Provided data:
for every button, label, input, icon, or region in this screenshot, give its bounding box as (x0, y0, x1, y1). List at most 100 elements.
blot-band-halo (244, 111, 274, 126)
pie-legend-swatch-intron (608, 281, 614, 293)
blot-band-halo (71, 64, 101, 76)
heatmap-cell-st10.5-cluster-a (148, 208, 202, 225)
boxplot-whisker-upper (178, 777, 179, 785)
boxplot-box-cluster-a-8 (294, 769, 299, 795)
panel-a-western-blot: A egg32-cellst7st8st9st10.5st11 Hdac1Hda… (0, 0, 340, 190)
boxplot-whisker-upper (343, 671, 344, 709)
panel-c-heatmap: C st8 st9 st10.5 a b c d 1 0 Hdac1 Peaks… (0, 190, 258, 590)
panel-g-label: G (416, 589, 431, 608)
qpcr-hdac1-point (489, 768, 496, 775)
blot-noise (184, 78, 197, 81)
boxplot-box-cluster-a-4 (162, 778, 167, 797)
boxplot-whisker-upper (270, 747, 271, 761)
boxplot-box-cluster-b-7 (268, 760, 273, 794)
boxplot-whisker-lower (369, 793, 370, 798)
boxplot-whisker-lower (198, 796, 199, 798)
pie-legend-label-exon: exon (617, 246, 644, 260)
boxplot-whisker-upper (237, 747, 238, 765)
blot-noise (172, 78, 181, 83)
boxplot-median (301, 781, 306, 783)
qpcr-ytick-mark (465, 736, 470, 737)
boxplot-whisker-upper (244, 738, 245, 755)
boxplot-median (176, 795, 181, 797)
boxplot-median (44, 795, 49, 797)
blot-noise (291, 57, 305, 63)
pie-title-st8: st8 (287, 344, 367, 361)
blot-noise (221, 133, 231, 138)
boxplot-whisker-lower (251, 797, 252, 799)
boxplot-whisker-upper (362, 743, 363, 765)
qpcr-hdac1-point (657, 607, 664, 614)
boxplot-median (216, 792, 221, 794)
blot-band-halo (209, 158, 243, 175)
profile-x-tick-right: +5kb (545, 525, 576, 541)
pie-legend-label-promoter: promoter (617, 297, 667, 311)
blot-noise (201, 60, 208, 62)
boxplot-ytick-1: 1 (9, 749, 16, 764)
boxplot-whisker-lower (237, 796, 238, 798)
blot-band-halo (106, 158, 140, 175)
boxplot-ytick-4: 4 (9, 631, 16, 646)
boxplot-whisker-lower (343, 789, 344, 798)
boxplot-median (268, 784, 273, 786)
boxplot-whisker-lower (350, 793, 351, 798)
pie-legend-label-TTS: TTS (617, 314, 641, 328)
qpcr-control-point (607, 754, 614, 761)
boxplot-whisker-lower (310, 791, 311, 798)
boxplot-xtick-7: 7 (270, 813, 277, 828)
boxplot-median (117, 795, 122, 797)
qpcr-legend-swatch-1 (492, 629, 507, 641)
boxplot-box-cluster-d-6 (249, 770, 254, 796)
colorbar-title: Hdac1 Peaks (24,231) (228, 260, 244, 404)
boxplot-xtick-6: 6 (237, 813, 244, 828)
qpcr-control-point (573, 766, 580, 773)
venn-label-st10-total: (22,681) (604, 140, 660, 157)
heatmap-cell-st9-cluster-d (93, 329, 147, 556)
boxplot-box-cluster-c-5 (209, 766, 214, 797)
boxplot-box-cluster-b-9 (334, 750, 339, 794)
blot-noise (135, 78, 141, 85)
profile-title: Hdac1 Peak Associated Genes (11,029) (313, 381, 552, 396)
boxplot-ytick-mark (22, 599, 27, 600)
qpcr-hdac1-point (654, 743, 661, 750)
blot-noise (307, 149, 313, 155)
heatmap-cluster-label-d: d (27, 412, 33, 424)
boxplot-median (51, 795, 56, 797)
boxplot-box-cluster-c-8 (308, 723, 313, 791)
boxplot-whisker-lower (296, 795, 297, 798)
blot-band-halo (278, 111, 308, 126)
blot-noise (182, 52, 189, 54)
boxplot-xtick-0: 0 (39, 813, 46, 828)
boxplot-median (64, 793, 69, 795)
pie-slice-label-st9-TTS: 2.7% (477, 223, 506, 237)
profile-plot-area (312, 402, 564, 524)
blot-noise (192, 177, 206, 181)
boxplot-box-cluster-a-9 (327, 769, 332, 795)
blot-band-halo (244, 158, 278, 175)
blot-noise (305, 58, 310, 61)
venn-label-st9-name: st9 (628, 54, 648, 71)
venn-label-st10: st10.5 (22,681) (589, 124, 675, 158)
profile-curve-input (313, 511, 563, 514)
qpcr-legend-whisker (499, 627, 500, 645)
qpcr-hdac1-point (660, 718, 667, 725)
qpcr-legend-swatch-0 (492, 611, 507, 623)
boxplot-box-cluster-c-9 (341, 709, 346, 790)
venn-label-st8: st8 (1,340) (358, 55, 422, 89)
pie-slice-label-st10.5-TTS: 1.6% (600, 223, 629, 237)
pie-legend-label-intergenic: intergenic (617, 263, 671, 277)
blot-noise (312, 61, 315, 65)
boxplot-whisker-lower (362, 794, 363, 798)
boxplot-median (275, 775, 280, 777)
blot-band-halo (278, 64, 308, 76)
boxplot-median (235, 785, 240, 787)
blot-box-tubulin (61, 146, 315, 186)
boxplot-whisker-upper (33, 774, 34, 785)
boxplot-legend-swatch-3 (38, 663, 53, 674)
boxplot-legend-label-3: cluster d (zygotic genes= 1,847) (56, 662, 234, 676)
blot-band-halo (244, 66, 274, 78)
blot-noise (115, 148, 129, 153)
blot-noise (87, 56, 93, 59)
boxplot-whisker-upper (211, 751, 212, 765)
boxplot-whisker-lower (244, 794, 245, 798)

Your instructions:
Your job is to give the listing again exactly as it was written.

Completed exercise:
for every button, label, input, icon, or region in this screenshot, give its bounding box as (x0, y0, x1, y1). List at most 100 elements.
blot-band-halo (244, 111, 274, 126)
pie-legend-swatch-intron (608, 281, 614, 293)
blot-band-halo (71, 64, 101, 76)
heatmap-cell-st10.5-cluster-a (148, 208, 202, 225)
boxplot-whisker-upper (178, 777, 179, 785)
boxplot-box-cluster-a-8 (294, 769, 299, 795)
panel-a-western-blot: A egg32-cellst7st8st9st10.5st11 Hdac1Hda… (0, 0, 340, 190)
boxplot-whisker-upper (343, 671, 344, 709)
panel-c-heatmap: C st8 st9 st10.5 a b c d 1 0 Hdac1 Peaks… (0, 190, 258, 590)
panel-g-label: G (416, 589, 431, 608)
qpcr-hdac1-point (489, 768, 496, 775)
blot-noise (184, 78, 197, 81)
boxplot-box-cluster-a-4 (162, 778, 167, 797)
boxplot-whisker-upper (270, 747, 271, 761)
boxplot-box-cluster-b-7 (268, 760, 273, 794)
boxplot-whisker-lower (369, 793, 370, 798)
boxplot-whisker-lower (198, 796, 199, 798)
pie-legend-label-exon: exon (617, 246, 644, 260)
boxplot-whisker-upper (237, 747, 238, 765)
blot-noise (172, 78, 181, 83)
boxplot-median (301, 781, 306, 783)
qpcr-ytick-mark (465, 736, 470, 737)
boxplot-whisker-upper (244, 738, 245, 755)
boxplot-median (176, 795, 181, 797)
boxplot-median (44, 795, 49, 797)
blot-noise (291, 57, 305, 63)
pie-title-st8: st8 (287, 344, 367, 361)
blot-noise (221, 133, 231, 138)
boxplot-whisker-lower (251, 797, 252, 799)
boxplot-whisker-upper (362, 743, 363, 765)
qpcr-hdac1-point (657, 607, 664, 614)
boxplot-median (216, 792, 221, 794)
blot-band-halo (209, 158, 243, 175)
profile-x-tick-right: +5kb (545, 525, 576, 541)
pie-legend-label-promoter: promoter (617, 297, 667, 311)
blot-noise (201, 60, 208, 62)
boxplot-ytick-1: 1 (9, 749, 16, 764)
boxplot-whisker-lower (237, 796, 238, 798)
blot-band-halo (106, 158, 140, 175)
boxplot-ytick-4: 4 (9, 631, 16, 646)
boxplot-whisker-lower (343, 789, 344, 798)
boxplot-median (268, 784, 273, 786)
boxplot-whisker-lower (350, 793, 351, 798)
pie-legend-label-TTS: TTS (617, 314, 641, 328)
qpcr-control-point (607, 754, 614, 761)
boxplot-whisker-lower (310, 791, 311, 798)
boxplot-xtick-7: 7 (270, 813, 277, 828)
boxplot-median (117, 795, 122, 797)
qpcr-legend-swatch-1 (492, 629, 507, 641)
boxplot-box-cluster-d-6 (249, 770, 254, 796)
colorbar-title: Hdac1 Peaks (24,231) (228, 260, 244, 404)
boxplot-xtick-6: 6 (237, 813, 244, 828)
qpcr-control-point (573, 766, 580, 773)
venn-label-st10-total: (22,681) (604, 140, 660, 157)
heatmap-cell-st9-cluster-d (93, 329, 147, 556)
boxplot-box-cluster-c-5 (209, 766, 214, 797)
boxplot-box-cluster-b-9 (334, 750, 339, 794)
blot-noise (135, 78, 141, 85)
profile-title: Hdac1 Peak Associated Genes (11,029) (313, 381, 552, 396)
boxplot-ytick-mark (22, 599, 27, 600)
qpcr-hdac1-point (654, 743, 661, 750)
blot-noise (307, 149, 313, 155)
heatmap-cluster-label-d: d (27, 412, 33, 424)
boxplot-median (51, 795, 56, 797)
boxplot-box-cluster-c-8 (308, 723, 313, 791)
boxplot-whisker-lower (296, 795, 297, 798)
blot-band-halo (278, 111, 308, 126)
blot-noise (182, 52, 189, 54)
boxplot-xtick-0: 0 (39, 813, 46, 828)
boxplot-median (64, 793, 69, 795)
pie-slice-label-st9-TTS: 2.7% (477, 223, 506, 237)
profile-plot-area (312, 402, 564, 524)
blot-noise (192, 177, 206, 181)
boxplot-box-cluster-a-9 (327, 769, 332, 795)
blot-band-halo (244, 158, 278, 175)
blot-noise (305, 58, 310, 61)
venn-label-st9-name: st9 (628, 54, 648, 71)
venn-label-st10: st10.5 (22,681) (589, 124, 675, 158)
profile-curve-input (313, 511, 563, 514)
qpcr-legend-whisker (499, 627, 500, 645)
qpcr-hdac1-point (660, 718, 667, 725)
qpcr-legend-swatch-0 (492, 611, 507, 623)
boxplot-box-cluster-c-9 (341, 709, 346, 790)
venn-label-st8: st8 (1,340) (358, 55, 422, 89)
pie-slice-label-st10.5-TTS: 1.6% (600, 223, 629, 237)
pie-legend-label-intergenic: intergenic (617, 263, 671, 277)
blot-noise (312, 61, 315, 65)
boxplot-whisker-lower (362, 794, 363, 798)
boxplot-median (275, 775, 280, 777)
blot-band-halo (278, 64, 308, 76)
boxplot-median (235, 785, 240, 787)
blot-box-tubulin (61, 146, 315, 186)
boxplot-whisker-upper (33, 774, 34, 785)
boxplot-legend-swatch-3 (38, 663, 53, 674)
boxplot-legend-label-3: cluster d (zygotic genes= 1,847) (56, 662, 234, 676)
blot-band-halo (244, 66, 274, 78)
blot-noise (115, 148, 129, 153)
blot-noise (87, 56, 93, 59)
boxplot-whisker-upper (211, 751, 212, 765)
boxplot-whisker-lower (244, 794, 245, 798)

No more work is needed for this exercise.